Data items:
____
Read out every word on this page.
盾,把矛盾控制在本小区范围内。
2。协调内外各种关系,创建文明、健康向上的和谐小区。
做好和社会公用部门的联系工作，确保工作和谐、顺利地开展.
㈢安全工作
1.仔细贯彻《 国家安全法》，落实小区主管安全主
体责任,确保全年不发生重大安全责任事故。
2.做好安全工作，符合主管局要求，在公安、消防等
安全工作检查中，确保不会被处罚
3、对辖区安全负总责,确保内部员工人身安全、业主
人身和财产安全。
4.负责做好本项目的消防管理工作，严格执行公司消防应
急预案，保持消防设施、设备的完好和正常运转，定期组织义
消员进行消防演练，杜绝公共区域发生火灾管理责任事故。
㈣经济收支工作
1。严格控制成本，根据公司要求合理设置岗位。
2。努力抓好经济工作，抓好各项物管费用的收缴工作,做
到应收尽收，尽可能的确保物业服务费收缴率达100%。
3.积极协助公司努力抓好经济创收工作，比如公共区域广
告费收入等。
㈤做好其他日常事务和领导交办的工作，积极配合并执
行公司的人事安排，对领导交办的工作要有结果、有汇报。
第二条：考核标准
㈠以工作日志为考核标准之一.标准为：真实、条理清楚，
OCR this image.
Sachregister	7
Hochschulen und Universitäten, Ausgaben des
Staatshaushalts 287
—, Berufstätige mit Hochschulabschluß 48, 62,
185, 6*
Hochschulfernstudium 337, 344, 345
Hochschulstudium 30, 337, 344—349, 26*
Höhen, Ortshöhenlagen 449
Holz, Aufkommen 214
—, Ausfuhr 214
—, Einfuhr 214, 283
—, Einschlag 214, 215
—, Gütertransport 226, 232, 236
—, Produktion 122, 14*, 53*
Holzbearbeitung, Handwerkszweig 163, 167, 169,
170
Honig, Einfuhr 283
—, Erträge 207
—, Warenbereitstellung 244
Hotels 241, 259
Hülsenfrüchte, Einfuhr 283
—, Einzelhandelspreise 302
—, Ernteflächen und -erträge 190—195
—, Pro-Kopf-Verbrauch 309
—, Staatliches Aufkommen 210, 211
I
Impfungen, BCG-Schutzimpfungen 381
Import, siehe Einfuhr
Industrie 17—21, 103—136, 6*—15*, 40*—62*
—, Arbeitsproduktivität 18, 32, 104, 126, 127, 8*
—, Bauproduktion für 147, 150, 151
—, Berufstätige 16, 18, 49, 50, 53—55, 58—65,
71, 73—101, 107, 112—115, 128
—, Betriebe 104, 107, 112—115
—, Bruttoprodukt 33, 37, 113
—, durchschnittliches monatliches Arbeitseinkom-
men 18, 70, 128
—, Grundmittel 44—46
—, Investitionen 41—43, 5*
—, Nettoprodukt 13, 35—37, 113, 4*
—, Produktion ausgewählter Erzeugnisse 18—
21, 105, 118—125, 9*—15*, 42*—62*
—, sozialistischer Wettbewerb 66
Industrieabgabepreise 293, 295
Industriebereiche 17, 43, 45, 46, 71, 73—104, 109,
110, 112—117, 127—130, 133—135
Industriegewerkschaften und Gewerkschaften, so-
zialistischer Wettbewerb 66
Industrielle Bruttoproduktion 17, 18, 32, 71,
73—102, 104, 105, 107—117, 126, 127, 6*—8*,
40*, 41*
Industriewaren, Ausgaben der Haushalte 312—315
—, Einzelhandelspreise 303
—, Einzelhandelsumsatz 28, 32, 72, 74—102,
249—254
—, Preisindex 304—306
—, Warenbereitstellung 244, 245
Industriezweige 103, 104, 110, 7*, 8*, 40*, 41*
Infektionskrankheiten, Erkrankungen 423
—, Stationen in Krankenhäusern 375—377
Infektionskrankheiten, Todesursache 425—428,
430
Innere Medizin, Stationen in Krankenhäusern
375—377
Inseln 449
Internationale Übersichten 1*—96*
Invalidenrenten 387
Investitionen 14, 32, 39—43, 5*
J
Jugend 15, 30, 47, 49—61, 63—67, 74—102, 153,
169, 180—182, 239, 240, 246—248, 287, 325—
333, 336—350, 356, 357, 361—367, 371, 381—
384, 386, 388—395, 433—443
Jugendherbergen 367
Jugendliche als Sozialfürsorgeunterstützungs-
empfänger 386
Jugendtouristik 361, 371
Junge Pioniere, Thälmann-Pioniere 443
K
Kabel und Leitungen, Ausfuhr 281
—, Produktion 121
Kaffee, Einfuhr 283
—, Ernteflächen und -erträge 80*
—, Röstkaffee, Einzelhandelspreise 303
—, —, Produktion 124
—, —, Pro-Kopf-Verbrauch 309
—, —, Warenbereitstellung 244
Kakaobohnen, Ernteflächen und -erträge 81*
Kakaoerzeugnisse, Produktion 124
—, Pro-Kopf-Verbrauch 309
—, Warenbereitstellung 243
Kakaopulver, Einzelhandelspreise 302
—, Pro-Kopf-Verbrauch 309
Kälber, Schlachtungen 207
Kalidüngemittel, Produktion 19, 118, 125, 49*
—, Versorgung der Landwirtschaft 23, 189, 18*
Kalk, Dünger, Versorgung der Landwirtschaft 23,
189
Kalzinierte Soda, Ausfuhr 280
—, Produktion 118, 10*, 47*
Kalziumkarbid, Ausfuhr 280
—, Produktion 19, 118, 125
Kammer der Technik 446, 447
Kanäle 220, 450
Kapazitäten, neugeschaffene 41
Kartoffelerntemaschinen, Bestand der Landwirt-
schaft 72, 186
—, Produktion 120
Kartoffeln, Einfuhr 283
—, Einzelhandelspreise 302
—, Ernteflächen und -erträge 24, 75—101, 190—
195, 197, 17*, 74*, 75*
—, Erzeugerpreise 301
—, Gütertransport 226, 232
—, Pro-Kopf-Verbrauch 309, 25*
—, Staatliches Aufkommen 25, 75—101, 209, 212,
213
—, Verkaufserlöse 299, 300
____
### Exercise goal
Copy every line in the records above that contains the word "Ausgaben".

### Task result
Hochschulen und Universitäten, Ausgaben des
Industriewaren, Ausgaben der Haushalte 312—315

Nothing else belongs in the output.